TASK TO CARRY OUT:
Your task is to filter the data below down to the lines holding "Cumulative".

RECORDS TO PROCESS:
----------

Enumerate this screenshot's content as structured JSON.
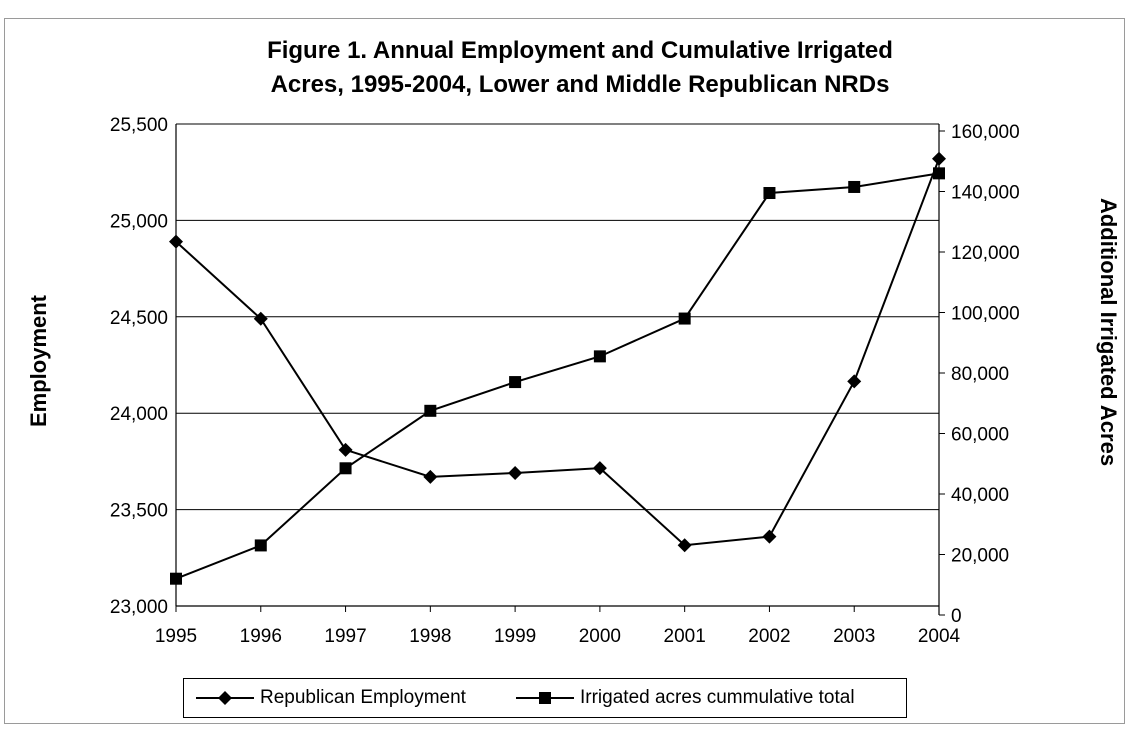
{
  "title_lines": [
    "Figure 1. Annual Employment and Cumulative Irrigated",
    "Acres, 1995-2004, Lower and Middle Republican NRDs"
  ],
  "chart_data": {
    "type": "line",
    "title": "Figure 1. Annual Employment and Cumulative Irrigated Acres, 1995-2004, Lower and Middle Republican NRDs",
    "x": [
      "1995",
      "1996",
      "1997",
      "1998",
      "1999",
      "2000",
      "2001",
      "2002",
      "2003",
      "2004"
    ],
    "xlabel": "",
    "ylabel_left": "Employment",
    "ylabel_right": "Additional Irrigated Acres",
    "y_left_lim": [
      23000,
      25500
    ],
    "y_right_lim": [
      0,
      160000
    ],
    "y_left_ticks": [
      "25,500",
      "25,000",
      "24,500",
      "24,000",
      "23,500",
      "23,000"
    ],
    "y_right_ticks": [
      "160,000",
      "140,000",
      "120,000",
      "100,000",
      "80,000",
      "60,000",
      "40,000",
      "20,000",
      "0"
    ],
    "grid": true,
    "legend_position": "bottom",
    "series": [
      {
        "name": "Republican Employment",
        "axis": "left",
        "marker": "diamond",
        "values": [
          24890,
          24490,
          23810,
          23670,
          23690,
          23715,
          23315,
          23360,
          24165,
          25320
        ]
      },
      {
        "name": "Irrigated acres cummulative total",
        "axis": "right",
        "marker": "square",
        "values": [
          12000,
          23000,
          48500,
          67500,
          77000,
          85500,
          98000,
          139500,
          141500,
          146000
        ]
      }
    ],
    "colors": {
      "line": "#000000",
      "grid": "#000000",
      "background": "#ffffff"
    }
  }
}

----------

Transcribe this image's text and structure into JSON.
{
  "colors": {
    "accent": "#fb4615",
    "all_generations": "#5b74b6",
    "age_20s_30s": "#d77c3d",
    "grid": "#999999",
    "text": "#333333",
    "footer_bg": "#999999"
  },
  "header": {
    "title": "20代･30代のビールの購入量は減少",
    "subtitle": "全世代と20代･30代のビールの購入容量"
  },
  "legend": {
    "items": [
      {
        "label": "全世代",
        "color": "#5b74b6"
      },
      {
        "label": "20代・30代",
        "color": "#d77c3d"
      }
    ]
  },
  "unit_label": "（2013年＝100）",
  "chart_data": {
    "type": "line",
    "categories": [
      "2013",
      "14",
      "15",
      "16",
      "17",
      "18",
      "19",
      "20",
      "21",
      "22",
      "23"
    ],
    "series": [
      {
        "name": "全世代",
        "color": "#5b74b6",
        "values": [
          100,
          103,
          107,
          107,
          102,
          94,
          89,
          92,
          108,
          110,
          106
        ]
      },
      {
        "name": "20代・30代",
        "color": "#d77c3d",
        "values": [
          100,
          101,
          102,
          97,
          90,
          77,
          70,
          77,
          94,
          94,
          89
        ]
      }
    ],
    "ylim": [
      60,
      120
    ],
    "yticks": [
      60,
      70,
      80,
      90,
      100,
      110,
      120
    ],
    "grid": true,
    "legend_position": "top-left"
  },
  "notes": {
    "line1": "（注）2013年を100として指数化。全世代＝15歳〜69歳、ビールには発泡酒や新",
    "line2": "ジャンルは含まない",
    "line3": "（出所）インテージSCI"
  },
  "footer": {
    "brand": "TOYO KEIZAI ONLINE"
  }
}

----------

EXERCISE RESPONSE:
    "Figure 1. Annual Employment and Cumulative Irrigated",
    "title": "Figure 1. Annual Employment and Cumulative Irrigated Acres, 1995-2004, Lower and Middle Republican NRDs",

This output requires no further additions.